Scan each line of the records for the word "ylabel" and extract the ones that have it.

- - - - - - -

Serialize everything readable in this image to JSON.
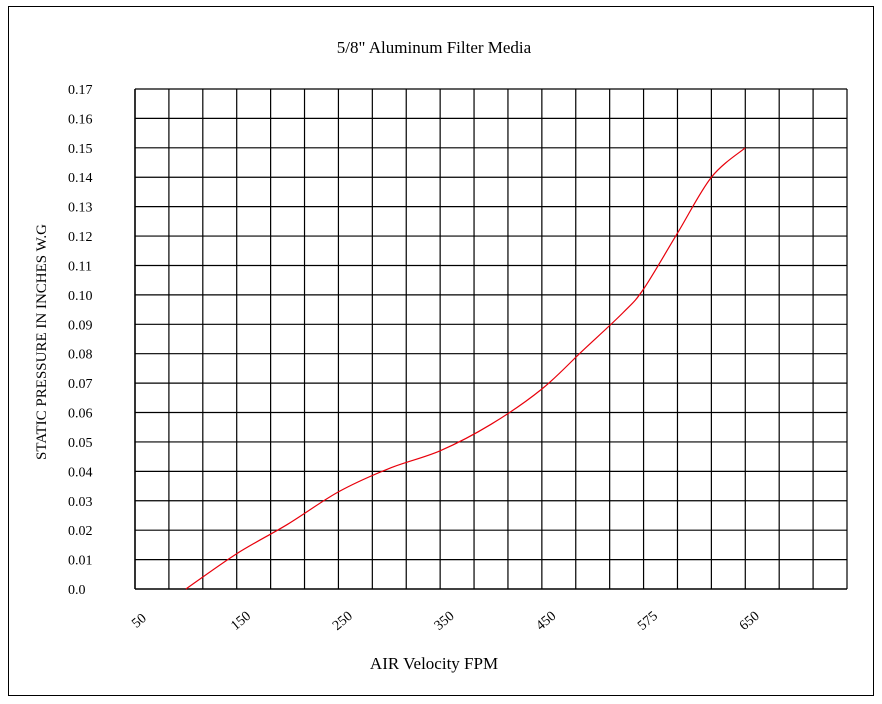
{
  "chart_data": {
    "type": "line",
    "title": "5/8\" Aluminum Filter Media",
    "xlabel": "AIR Velocity FPM",
    "ylabel": "STATIC PRESSURE IN INCHES W.G",
    "x_tick_labels": [
      "50",
      "150",
      "250",
      "350",
      "450",
      "575",
      "650"
    ],
    "y_tick_labels": [
      "0.0",
      "0.01",
      "0.02",
      "0.03",
      "0.04",
      "0.05",
      "0.06",
      "0.07",
      "0.08",
      "0.09",
      "0.10",
      "0.11",
      "0.12",
      "0.13",
      "0.14",
      "0.15",
      "0.16",
      "0.17"
    ],
    "ylim": [
      0,
      0.17
    ],
    "grid": true,
    "line_color": "#e8000b",
    "series": [
      {
        "x": [
          100,
          150,
          200,
          250,
          300,
          350,
          400,
          450,
          500,
          550,
          575,
          600,
          625,
          650
        ],
        "y": [
          0.0,
          0.012,
          0.022,
          0.033,
          0.041,
          0.047,
          0.056,
          0.068,
          0.081,
          0.094,
          0.102,
          0.121,
          0.14,
          0.15
        ]
      }
    ]
  }
}
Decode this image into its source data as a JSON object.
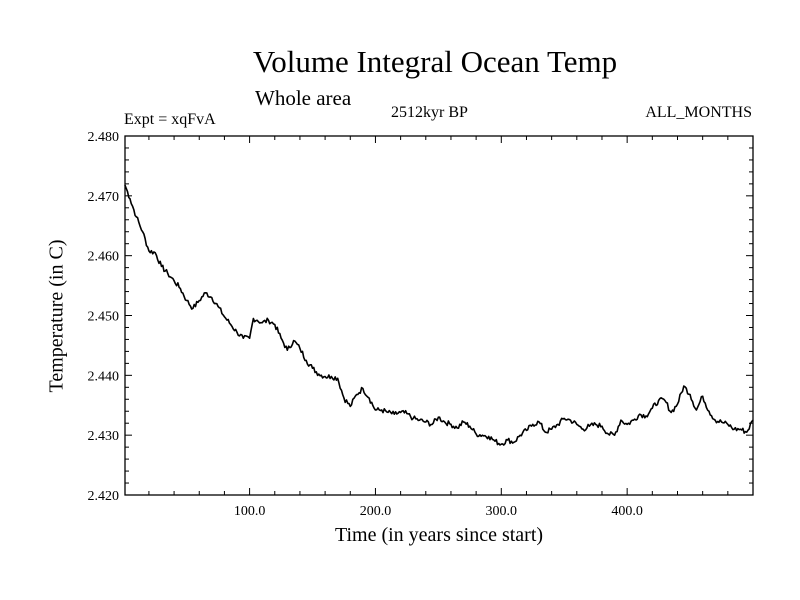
{
  "chart_data": {
    "type": "line",
    "title": "Volume Integral Ocean Temp",
    "subtitle": "Whole area",
    "experiment_label": "Expt = xqFvA",
    "period_label": "2512kyr BP",
    "months_label": "ALL_MONTHS",
    "xlabel": "Time (in years since start)",
    "ylabel": "Temperature (in C)",
    "xlim": [
      1,
      500
    ],
    "ylim": [
      2.42,
      2.48
    ],
    "x_ticks": [
      100,
      200,
      300,
      400
    ],
    "x_tick_labels": [
      "100.0",
      "200.0",
      "300.0",
      "400.0"
    ],
    "y_ticks": [
      2.42,
      2.43,
      2.44,
      2.45,
      2.46,
      2.47,
      2.48
    ],
    "y_tick_labels": [
      "2.420",
      "2.430",
      "2.440",
      "2.450",
      "2.460",
      "2.470",
      "2.480"
    ],
    "grid": false,
    "series": [
      {
        "name": "Volume integral ocean temperature",
        "color": "#000000",
        "x": [
          1,
          5,
          10,
          15,
          20,
          25,
          30,
          35,
          40,
          45,
          50,
          55,
          60,
          65,
          70,
          75,
          80,
          85,
          90,
          95,
          100,
          103,
          106,
          110,
          115,
          120,
          125,
          130,
          135,
          140,
          145,
          150,
          155,
          160,
          165,
          170,
          175,
          180,
          185,
          190,
          195,
          200,
          205,
          210,
          215,
          220,
          225,
          230,
          235,
          240,
          245,
          250,
          255,
          260,
          265,
          270,
          275,
          280,
          285,
          290,
          295,
          300,
          305,
          310,
          315,
          320,
          325,
          330,
          335,
          340,
          345,
          350,
          355,
          360,
          365,
          370,
          375,
          380,
          385,
          390,
          395,
          400,
          405,
          410,
          415,
          420,
          425,
          430,
          435,
          440,
          445,
          450,
          455,
          460,
          465,
          470,
          475,
          480,
          485,
          490,
          495,
          500
        ],
        "values": [
          2.4718,
          2.4695,
          2.4665,
          2.464,
          2.4608,
          2.4605,
          2.4582,
          2.457,
          2.4558,
          2.4545,
          2.4525,
          2.4512,
          2.4525,
          2.4538,
          2.453,
          2.4515,
          2.4498,
          2.4485,
          2.4472,
          2.4462,
          2.4462,
          2.4495,
          2.4492,
          2.4488,
          2.4492,
          2.4485,
          2.4462,
          2.4442,
          2.4458,
          2.4445,
          2.4425,
          2.4412,
          2.4402,
          2.4398,
          2.4398,
          2.4395,
          2.4362,
          2.4348,
          2.4368,
          2.4378,
          2.4362,
          2.4342,
          2.4342,
          2.4338,
          2.4335,
          2.4338,
          2.4336,
          2.4328,
          2.4325,
          2.4322,
          2.4318,
          2.433,
          2.4322,
          2.4318,
          2.4312,
          2.4322,
          2.4315,
          2.4302,
          2.43,
          2.4298,
          2.429,
          2.4285,
          2.4292,
          2.4288,
          2.43,
          2.4308,
          2.4318,
          2.4322,
          2.4305,
          2.431,
          2.4318,
          2.4328,
          2.4325,
          2.4318,
          2.431,
          2.4315,
          2.4318,
          2.4315,
          2.4302,
          2.43,
          2.4325,
          2.4318,
          2.4325,
          2.4335,
          2.4332,
          2.4345,
          2.4358,
          2.4358,
          2.4338,
          2.4352,
          2.4382,
          2.4368,
          2.4342,
          2.4365,
          2.434,
          2.4325,
          2.4322,
          2.4318,
          2.431,
          2.431,
          2.4305,
          2.4325
        ]
      }
    ]
  }
}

- - - - - - -

» FINISHED TASK
    "ylabel": "STATIC PRESSURE IN INCHES W.G",
    "ylabel": "Temperature (in C)",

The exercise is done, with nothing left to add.